Work order |
Only the number is wanted: tally the lines below that contain the word "effects".

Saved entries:
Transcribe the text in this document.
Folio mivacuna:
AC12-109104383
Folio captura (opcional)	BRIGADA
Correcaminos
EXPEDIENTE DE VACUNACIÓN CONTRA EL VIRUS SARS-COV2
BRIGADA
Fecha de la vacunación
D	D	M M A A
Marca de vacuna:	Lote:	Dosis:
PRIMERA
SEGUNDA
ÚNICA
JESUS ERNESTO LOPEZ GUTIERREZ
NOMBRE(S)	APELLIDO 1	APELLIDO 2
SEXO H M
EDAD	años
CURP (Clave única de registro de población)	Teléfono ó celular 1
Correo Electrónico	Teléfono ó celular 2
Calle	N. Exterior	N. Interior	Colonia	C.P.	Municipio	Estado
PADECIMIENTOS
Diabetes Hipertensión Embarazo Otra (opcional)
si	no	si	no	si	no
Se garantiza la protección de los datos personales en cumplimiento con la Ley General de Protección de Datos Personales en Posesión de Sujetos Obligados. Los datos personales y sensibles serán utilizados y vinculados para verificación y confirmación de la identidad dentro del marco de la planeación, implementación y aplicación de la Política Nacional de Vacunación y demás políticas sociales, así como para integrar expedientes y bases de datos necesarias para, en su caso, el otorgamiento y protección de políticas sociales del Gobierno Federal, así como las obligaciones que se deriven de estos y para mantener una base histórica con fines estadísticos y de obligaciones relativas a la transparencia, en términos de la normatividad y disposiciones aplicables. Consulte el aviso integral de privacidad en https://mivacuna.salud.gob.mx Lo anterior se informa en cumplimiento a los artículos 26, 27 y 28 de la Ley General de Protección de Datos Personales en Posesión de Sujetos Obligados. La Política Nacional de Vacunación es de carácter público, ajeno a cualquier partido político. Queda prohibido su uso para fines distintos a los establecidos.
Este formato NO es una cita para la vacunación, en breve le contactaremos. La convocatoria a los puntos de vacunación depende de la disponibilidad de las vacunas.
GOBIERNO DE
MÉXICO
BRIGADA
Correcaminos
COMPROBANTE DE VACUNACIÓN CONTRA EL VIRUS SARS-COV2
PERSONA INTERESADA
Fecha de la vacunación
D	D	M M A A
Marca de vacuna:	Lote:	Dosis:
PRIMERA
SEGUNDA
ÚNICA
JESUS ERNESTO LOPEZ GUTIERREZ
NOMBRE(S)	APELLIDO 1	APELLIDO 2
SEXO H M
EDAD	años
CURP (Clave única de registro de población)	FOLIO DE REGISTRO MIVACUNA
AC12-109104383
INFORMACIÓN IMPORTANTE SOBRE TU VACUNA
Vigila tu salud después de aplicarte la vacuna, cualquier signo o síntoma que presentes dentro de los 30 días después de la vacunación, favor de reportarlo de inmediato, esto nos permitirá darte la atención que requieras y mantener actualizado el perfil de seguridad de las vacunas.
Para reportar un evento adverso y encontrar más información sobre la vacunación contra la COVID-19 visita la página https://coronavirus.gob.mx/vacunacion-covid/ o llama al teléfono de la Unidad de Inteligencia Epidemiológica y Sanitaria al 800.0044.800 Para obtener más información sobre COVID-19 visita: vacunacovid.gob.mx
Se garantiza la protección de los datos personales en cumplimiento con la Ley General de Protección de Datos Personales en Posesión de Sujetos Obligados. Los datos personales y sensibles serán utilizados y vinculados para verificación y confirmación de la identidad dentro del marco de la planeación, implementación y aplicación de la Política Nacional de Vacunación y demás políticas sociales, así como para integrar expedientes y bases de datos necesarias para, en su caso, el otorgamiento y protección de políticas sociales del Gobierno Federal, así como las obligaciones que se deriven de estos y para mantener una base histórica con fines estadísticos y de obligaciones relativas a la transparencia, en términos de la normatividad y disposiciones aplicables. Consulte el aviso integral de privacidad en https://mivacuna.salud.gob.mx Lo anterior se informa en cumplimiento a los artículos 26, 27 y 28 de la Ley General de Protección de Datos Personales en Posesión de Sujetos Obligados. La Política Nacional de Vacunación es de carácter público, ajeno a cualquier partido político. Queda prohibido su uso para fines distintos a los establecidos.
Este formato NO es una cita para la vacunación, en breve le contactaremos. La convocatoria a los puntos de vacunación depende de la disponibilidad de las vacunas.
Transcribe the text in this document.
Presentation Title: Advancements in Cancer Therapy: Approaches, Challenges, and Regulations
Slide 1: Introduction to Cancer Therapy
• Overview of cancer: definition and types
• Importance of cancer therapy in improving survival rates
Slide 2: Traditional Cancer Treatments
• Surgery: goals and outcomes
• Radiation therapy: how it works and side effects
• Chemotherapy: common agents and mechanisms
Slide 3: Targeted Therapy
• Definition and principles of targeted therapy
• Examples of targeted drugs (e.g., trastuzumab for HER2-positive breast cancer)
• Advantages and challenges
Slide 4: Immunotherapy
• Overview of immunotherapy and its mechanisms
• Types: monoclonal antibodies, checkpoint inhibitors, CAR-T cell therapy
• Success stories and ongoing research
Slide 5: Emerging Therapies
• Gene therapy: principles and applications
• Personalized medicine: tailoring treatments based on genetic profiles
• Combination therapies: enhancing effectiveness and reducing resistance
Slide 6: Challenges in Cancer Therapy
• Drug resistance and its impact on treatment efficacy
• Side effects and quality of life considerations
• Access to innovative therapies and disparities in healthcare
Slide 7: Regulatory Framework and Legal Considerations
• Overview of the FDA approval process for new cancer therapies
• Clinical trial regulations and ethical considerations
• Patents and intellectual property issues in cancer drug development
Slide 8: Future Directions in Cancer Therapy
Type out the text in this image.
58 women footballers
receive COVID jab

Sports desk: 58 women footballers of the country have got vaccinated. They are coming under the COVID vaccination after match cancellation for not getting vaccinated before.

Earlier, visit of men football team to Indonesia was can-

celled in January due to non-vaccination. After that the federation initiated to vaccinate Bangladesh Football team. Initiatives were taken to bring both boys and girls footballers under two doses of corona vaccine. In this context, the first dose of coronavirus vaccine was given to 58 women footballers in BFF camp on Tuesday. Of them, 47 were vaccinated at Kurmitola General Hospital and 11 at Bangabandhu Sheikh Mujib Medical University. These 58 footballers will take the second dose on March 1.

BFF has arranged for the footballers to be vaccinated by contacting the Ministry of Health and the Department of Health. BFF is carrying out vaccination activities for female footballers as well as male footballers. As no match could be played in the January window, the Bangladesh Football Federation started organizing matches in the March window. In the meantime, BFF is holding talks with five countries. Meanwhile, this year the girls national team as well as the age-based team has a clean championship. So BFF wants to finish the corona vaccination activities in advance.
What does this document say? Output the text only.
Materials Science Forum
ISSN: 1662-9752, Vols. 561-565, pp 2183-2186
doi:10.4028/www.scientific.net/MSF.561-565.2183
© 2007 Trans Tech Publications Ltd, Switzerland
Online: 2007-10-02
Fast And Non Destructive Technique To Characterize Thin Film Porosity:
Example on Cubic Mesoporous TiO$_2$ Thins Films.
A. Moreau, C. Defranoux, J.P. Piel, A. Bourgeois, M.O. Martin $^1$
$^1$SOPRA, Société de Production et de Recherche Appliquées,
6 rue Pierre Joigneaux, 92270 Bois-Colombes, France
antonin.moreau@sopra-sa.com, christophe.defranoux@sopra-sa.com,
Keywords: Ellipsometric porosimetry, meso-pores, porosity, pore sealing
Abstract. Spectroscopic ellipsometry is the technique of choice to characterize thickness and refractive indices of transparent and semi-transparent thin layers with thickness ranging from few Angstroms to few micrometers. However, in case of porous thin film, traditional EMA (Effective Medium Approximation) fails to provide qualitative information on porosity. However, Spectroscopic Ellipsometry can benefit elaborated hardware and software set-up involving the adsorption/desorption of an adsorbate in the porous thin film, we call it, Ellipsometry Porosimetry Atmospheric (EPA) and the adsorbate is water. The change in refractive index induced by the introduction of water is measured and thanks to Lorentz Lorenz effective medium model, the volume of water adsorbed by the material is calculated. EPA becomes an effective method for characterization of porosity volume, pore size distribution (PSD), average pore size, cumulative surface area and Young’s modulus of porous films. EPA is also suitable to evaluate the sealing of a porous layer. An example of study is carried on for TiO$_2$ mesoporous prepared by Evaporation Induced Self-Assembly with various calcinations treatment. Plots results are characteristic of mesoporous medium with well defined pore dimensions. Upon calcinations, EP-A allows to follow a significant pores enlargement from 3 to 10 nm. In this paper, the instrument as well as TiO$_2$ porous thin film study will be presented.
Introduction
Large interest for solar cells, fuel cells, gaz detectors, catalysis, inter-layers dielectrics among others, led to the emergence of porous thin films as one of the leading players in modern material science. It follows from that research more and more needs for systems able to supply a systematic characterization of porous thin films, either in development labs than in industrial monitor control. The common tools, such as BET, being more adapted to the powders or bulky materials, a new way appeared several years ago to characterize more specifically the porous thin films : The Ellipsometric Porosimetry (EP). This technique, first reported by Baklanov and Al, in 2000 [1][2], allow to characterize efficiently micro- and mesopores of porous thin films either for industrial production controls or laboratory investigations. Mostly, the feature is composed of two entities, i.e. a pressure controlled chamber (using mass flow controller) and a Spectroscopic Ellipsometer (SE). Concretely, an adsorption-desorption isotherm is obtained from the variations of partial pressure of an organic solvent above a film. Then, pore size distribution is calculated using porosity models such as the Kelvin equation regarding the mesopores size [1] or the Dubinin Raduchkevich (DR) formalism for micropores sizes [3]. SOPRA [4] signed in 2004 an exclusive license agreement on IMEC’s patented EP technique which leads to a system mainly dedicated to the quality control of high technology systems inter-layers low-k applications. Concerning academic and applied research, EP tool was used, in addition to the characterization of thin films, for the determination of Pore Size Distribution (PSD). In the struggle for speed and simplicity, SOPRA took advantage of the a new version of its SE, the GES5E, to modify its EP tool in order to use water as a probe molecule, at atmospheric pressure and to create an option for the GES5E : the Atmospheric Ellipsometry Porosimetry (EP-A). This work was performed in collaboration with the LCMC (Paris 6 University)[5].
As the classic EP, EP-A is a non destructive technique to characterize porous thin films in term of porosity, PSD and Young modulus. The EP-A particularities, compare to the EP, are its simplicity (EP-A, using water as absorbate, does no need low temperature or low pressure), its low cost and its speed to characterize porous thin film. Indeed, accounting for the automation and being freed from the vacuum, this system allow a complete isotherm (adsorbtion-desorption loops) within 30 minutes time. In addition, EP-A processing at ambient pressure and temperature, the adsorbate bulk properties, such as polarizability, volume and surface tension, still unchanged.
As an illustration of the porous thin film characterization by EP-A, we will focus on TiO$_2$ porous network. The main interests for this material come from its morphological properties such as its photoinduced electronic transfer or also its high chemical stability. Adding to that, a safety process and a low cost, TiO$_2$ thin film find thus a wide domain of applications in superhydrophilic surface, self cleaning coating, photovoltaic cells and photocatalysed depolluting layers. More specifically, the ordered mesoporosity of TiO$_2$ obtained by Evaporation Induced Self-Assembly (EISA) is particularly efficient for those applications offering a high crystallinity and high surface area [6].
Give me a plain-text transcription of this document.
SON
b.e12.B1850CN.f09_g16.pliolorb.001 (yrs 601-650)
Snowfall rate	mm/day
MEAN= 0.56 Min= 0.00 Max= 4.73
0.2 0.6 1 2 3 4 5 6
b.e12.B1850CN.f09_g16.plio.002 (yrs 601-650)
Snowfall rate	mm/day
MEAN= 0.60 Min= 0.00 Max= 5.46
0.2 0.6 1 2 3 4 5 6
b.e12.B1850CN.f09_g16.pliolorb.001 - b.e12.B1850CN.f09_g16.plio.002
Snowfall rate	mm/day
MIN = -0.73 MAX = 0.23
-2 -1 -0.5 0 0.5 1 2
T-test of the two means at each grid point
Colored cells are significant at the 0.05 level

Exercise result |
2